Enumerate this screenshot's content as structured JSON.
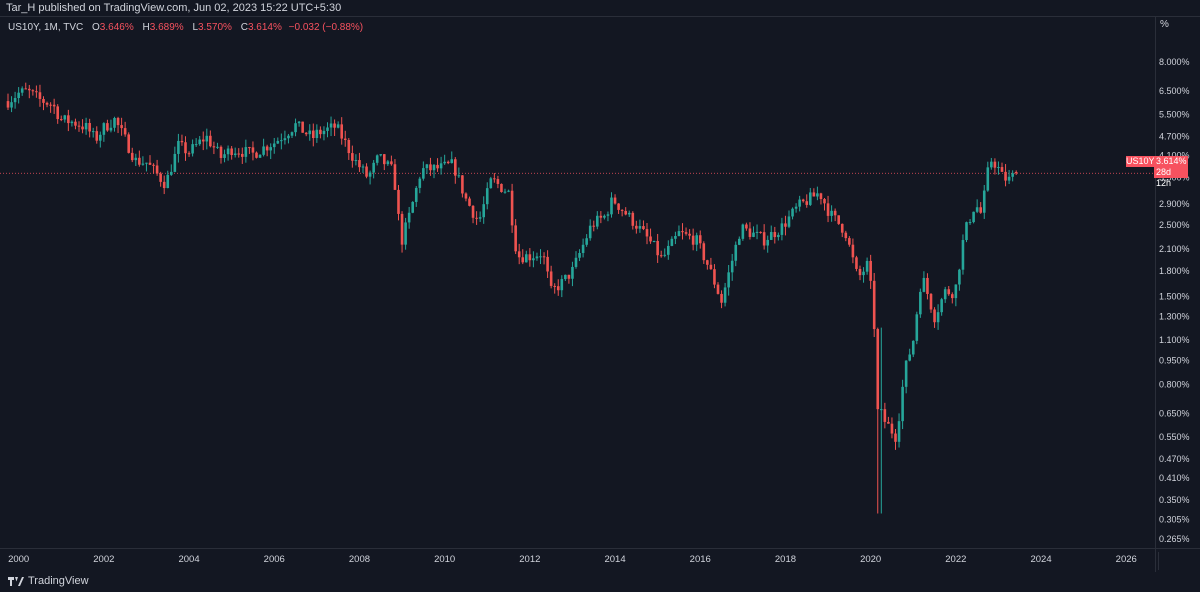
{
  "header": {
    "published": "Tar_H published on TradingView.com, Jun 02, 2023 15:22 UTC+5:30"
  },
  "legend": {
    "symbol": "US10Y, 1M, TVC",
    "o_key": "O",
    "o_val": "3.646%",
    "h_key": "H",
    "h_val": "3.689%",
    "l_key": "L",
    "l_val": "3.570%",
    "c_key": "C",
    "c_val": "3.614%",
    "change": "−0.032 (−0.88%)"
  },
  "price_tag": {
    "symbol": "US10Y",
    "value": "3.614%",
    "countdown": "28d 12h"
  },
  "axis_unit": "%",
  "footer": {
    "brand": "TradingView"
  },
  "colors": {
    "background": "#131722",
    "up": "#26a69a",
    "down": "#ef5350",
    "price_line": "#f7525f",
    "text": "#d1d4dc"
  },
  "chart_data": {
    "type": "candlestick",
    "scale": "log",
    "y_ticks": [
      "8.000%",
      "6.500%",
      "5.500%",
      "4.700%",
      "4.100%",
      "3.500%",
      "2.900%",
      "2.500%",
      "2.100%",
      "1.800%",
      "1.500%",
      "1.300%",
      "1.100%",
      "0.950%",
      "0.800%",
      "0.650%",
      "0.550%",
      "0.470%",
      "0.410%",
      "0.350%",
      "0.305%",
      "0.265%"
    ],
    "y_tick_values": [
      8.0,
      6.5,
      5.5,
      4.7,
      4.1,
      3.5,
      2.9,
      2.5,
      2.1,
      1.8,
      1.5,
      1.3,
      1.1,
      0.95,
      0.8,
      0.65,
      0.55,
      0.47,
      0.41,
      0.35,
      0.305,
      0.265
    ],
    "x_ticks": [
      "2000",
      "2002",
      "2004",
      "2006",
      "2008",
      "2010",
      "2012",
      "2014",
      "2016",
      "2018",
      "2020",
      "2022",
      "2024",
      "2026"
    ],
    "x_tick_years": [
      2000,
      2002,
      2004,
      2006,
      2008,
      2010,
      2012,
      2014,
      2016,
      2018,
      2020,
      2022,
      2024,
      2026
    ],
    "last_price": 3.614,
    "anchors": [
      [
        1999.75,
        6.05
      ],
      [
        2000.0,
        6.4
      ],
      [
        2000.2,
        6.5
      ],
      [
        2000.5,
        6.1
      ],
      [
        2000.8,
        5.9
      ],
      [
        2001.0,
        5.3
      ],
      [
        2001.3,
        5.2
      ],
      [
        2001.6,
        5.0
      ],
      [
        2001.8,
        4.6
      ],
      [
        2002.0,
        5.0
      ],
      [
        2002.25,
        5.3
      ],
      [
        2002.5,
        4.6
      ],
      [
        2002.75,
        3.95
      ],
      [
        2003.0,
        3.9
      ],
      [
        2003.45,
        3.35
      ],
      [
        2003.75,
        4.4
      ],
      [
        2004.0,
        4.2
      ],
      [
        2004.4,
        4.7
      ],
      [
        2004.75,
        4.05
      ],
      [
        2005.0,
        4.3
      ],
      [
        2005.5,
        4.15
      ],
      [
        2005.9,
        4.45
      ],
      [
        2006.0,
        4.5
      ],
      [
        2006.5,
        5.1
      ],
      [
        2006.9,
        4.65
      ],
      [
        2007.0,
        4.8
      ],
      [
        2007.45,
        5.05
      ],
      [
        2007.9,
        3.95
      ],
      [
        2008.2,
        3.5
      ],
      [
        2008.45,
        4.05
      ],
      [
        2008.8,
        3.65
      ],
      [
        2008.98,
        2.2
      ],
      [
        2009.2,
        2.75
      ],
      [
        2009.45,
        3.7
      ],
      [
        2009.9,
        3.75
      ],
      [
        2010.2,
        3.85
      ],
      [
        2010.5,
        3.0
      ],
      [
        2010.8,
        2.55
      ],
      [
        2011.1,
        3.45
      ],
      [
        2011.5,
        3.15
      ],
      [
        2011.7,
        2.0
      ],
      [
        2012.0,
        2.0
      ],
      [
        2012.3,
        2.05
      ],
      [
        2012.5,
        1.55
      ],
      [
        2012.75,
        1.65
      ],
      [
        2013.0,
        1.8
      ],
      [
        2013.45,
        2.5
      ],
      [
        2013.75,
        2.65
      ],
      [
        2013.95,
        3.0
      ],
      [
        2014.5,
        2.5
      ],
      [
        2014.9,
        2.15
      ],
      [
        2015.1,
        1.95
      ],
      [
        2015.5,
        2.35
      ],
      [
        2015.9,
        2.25
      ],
      [
        2016.2,
        1.85
      ],
      [
        2016.5,
        1.45
      ],
      [
        2016.95,
        2.45
      ],
      [
        2017.5,
        2.25
      ],
      [
        2017.9,
        2.45
      ],
      [
        2018.3,
        2.85
      ],
      [
        2018.8,
        3.15
      ],
      [
        2019.05,
        2.7
      ],
      [
        2019.4,
        2.4
      ],
      [
        2019.7,
        1.7
      ],
      [
        2019.95,
        1.9
      ],
      [
        2020.1,
        1.15
      ],
      [
        2020.2,
        0.65
      ],
      [
        2020.6,
        0.55
      ],
      [
        2020.8,
        0.88
      ],
      [
        2021.0,
        1.1
      ],
      [
        2021.2,
        1.75
      ],
      [
        2021.5,
        1.3
      ],
      [
        2021.75,
        1.55
      ],
      [
        2021.98,
        1.55
      ],
      [
        2022.2,
        2.35
      ],
      [
        2022.45,
        2.9
      ],
      [
        2022.6,
        2.7
      ],
      [
        2022.8,
        4.0
      ],
      [
        2022.95,
        3.85
      ],
      [
        2023.1,
        3.5
      ],
      [
        2023.25,
        3.45
      ],
      [
        2023.42,
        3.61
      ]
    ]
  }
}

* Written problem: Collect the complete line wherever the string "TradingView" appears in the records.

* Output for this exercise:
    "published": "Tar_H published on TradingView.com, Jun 02, 2023 15:22 UTC+5:30"
    "brand": "TradingView"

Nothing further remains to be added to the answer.